▸ **TASK REQUIREMENTS**: The records that follow are to be repeated exactly, with the pictures removed.

(Collected data)
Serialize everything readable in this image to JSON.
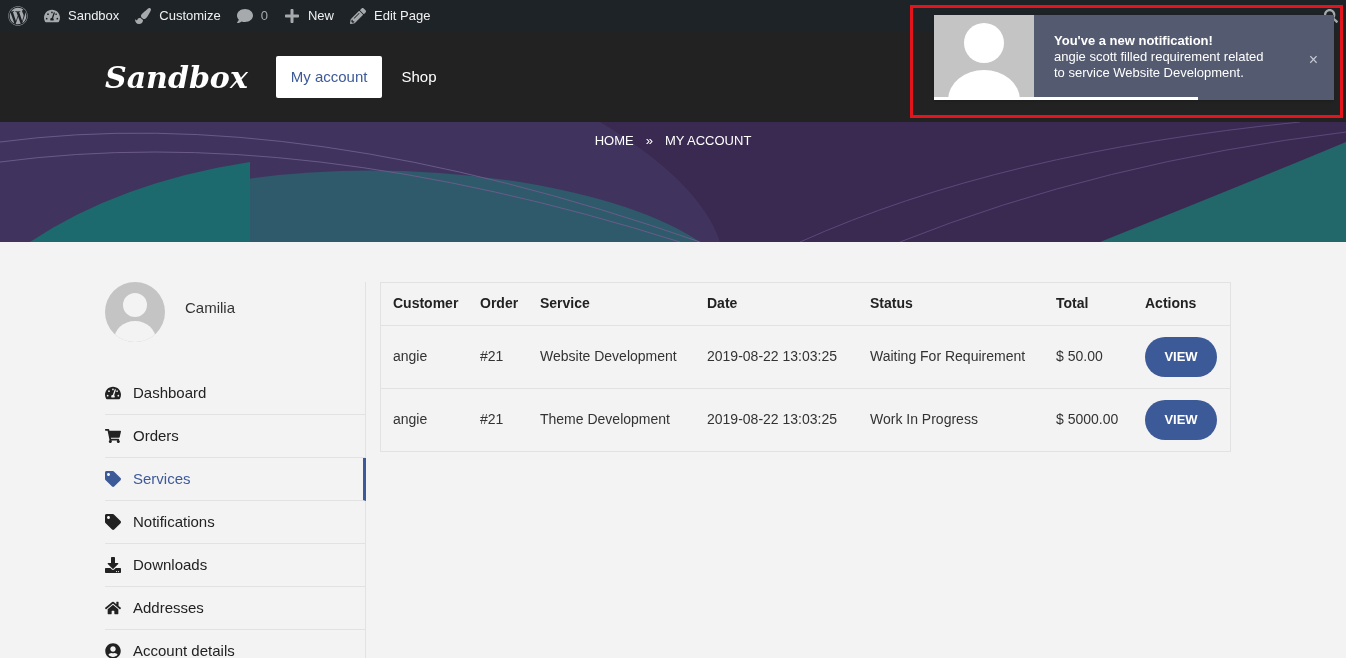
{
  "admin_bar": {
    "items": [
      {
        "kind": "wp"
      },
      {
        "kind": "site",
        "label": "Sandbox"
      },
      {
        "kind": "customize",
        "label": "Customize"
      },
      {
        "kind": "comments",
        "label": "0"
      },
      {
        "kind": "new",
        "label": "New"
      },
      {
        "kind": "edit",
        "label": "Edit Page"
      }
    ]
  },
  "header": {
    "logo": "Sandbox",
    "nav": [
      {
        "label": "My account",
        "selected": true
      },
      {
        "label": "Shop",
        "selected": false
      }
    ]
  },
  "breadcrumb": {
    "items": [
      "HOME",
      "MY ACCOUNT"
    ],
    "separator": "»"
  },
  "profile": {
    "name": "Camilia"
  },
  "sidebar": {
    "items": [
      {
        "label": "Dashboard",
        "selected": false
      },
      {
        "label": "Orders",
        "selected": false
      },
      {
        "label": "Services",
        "selected": true
      },
      {
        "label": "Notifications",
        "selected": false
      },
      {
        "label": "Downloads",
        "selected": false
      },
      {
        "label": "Addresses",
        "selected": false
      },
      {
        "label": "Account details",
        "selected": false
      }
    ]
  },
  "table": {
    "columns": [
      "Customer",
      "Order",
      "Service",
      "Date",
      "Status",
      "Total",
      "Actions"
    ],
    "rows": [
      {
        "cells": [
          "angie",
          "#21",
          "Website Development",
          "2019-08-22 13:03:25",
          "Waiting For Requirement",
          "$ 50.00"
        ],
        "action": "VIEW"
      },
      {
        "cells": [
          "angie",
          "#21",
          "Theme Development",
          "2019-08-22 13:03:25",
          "Work In Progress",
          "$ 5000.00"
        ],
        "action": "VIEW"
      }
    ]
  },
  "notification": {
    "title": "You've a new notification!",
    "message": "angie scott filled requirement related to service Website Development.",
    "close": "×",
    "level": 0.66,
    "highlighted": true
  }
}
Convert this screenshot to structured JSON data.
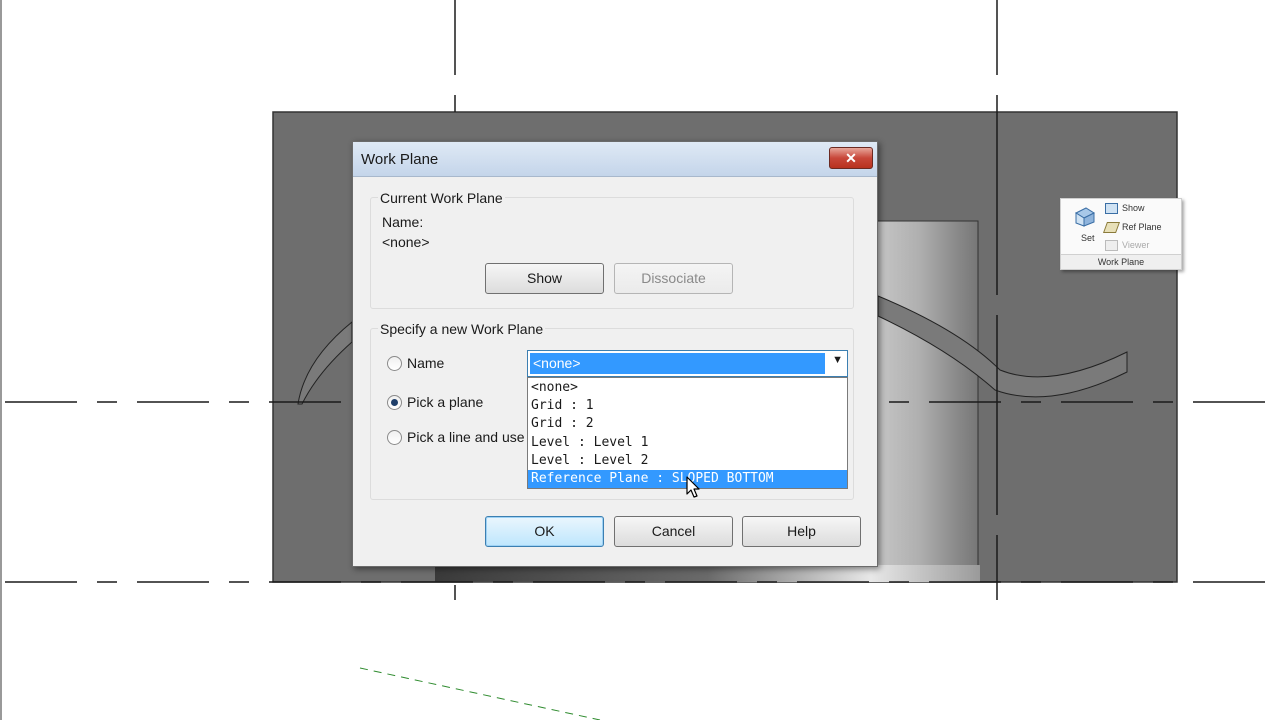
{
  "dialog": {
    "title": "Work Plane",
    "close_glyph": "✕",
    "current": {
      "legend": "Current Work Plane",
      "name_label": "Name:",
      "name_value": "<none>",
      "show_label": "Show",
      "dissociate_label": "Dissociate"
    },
    "specify": {
      "legend": "Specify a new Work Plane",
      "name_option": "Name",
      "pick_plane_option": "Pick a plane",
      "pick_line_option": "Pick a line and use",
      "selected_radio": "pick_plane",
      "combo_value": "<none>",
      "combo_arrow": "▼",
      "dropdown_items": [
        "<none>",
        "Grid : 1",
        "Grid : 2",
        "Level : Level 1",
        "Level : Level 2",
        "Reference Plane : SLOPED BOTTOM"
      ],
      "highlighted_index": 5
    },
    "ok_label": "OK",
    "cancel_label": "Cancel",
    "help_label": "Help"
  },
  "ribbon_panel": {
    "set_label": "Set",
    "show_label": "Show",
    "ref_plane_label": "Ref  Plane",
    "viewer_label": "Viewer",
    "panel_title": "Work Plane"
  },
  "colors": {
    "wall_fill": "#6e6e6e",
    "highlight": "#3399ff",
    "title_bar": "#c4d5ea",
    "close_button": "#c8473a"
  }
}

▸ **RESULT BELOW**:
Serialize everything readable in this image to JSON.
{
  "admin_bar": {
    "items": [
      {
        "kind": "wp"
      },
      {
        "kind": "site",
        "label": "Sandbox"
      },
      {
        "kind": "customize",
        "label": "Customize"
      },
      {
        "kind": "comments",
        "label": "0"
      },
      {
        "kind": "new",
        "label": "New"
      },
      {
        "kind": "edit",
        "label": "Edit Page"
      }
    ]
  },
  "header": {
    "logo": "Sandbox",
    "nav": [
      {
        "label": "My account",
        "selected": true
      },
      {
        "label": "Shop",
        "selected": false
      }
    ]
  },
  "breadcrumb": {
    "items": [
      "HOME",
      "MY ACCOUNT"
    ],
    "separator": "»"
  },
  "profile": {
    "name": "Camilia"
  },
  "sidebar": {
    "items": [
      {
        "label": "Dashboard",
        "selected": false
      },
      {
        "label": "Orders",
        "selected": false
      },
      {
        "label": "Services",
        "selected": true
      },
      {
        "label": "Notifications",
        "selected": false
      },
      {
        "label": "Downloads",
        "selected": false
      },
      {
        "label": "Addresses",
        "selected": false
      },
      {
        "label": "Account details",
        "selected": false
      }
    ]
  },
  "table": {
    "columns": [
      "Customer",
      "Order",
      "Service",
      "Date",
      "Status",
      "Total",
      "Actions"
    ],
    "rows": [
      {
        "cells": [
          "angie",
          "#21",
          "Website Development",
          "2019-08-22 13:03:25",
          "Waiting For Requirement",
          "$ 50.00"
        ],
        "action": "VIEW"
      },
      {
        "cells": [
          "angie",
          "#21",
          "Theme Development",
          "2019-08-22 13:03:25",
          "Work In Progress",
          "$ 5000.00"
        ],
        "action": "VIEW"
      }
    ]
  },
  "notification": {
    "title": "You've a new notification!",
    "message": "angie scott filled requirement related to service Website Development.",
    "close": "×",
    "level": 0.66,
    "highlighted": true
  }
}
Convert this screenshot to structured JSON data.
{
  "dialog": {
    "title": "Work Plane",
    "close_glyph": "✕",
    "current": {
      "legend": "Current Work Plane",
      "name_label": "Name:",
      "name_value": "<none>",
      "show_label": "Show",
      "dissociate_label": "Dissociate"
    },
    "specify": {
      "legend": "Specify a new Work Plane",
      "name_option": "Name",
      "pick_plane_option": "Pick a plane",
      "pick_line_option": "Pick a line and use",
      "selected_radio": "pick_plane",
      "combo_value": "<none>",
      "combo_arrow": "▼",
      "dropdown_items": [
        "<none>",
        "Grid : 1",
        "Grid : 2",
        "Level : Level 1",
        "Level : Level 2",
        "Reference Plane : SLOPED BOTTOM"
      ],
      "highlighted_index": 5
    },
    "ok_label": "OK",
    "cancel_label": "Cancel",
    "help_label": "Help"
  },
  "ribbon_panel": {
    "set_label": "Set",
    "show_label": "Show",
    "ref_plane_label": "Ref  Plane",
    "viewer_label": "Viewer",
    "panel_title": "Work Plane"
  },
  "colors": {
    "wall_fill": "#6e6e6e",
    "highlight": "#3399ff",
    "title_bar": "#c4d5ea",
    "close_button": "#c8473a"
  }
}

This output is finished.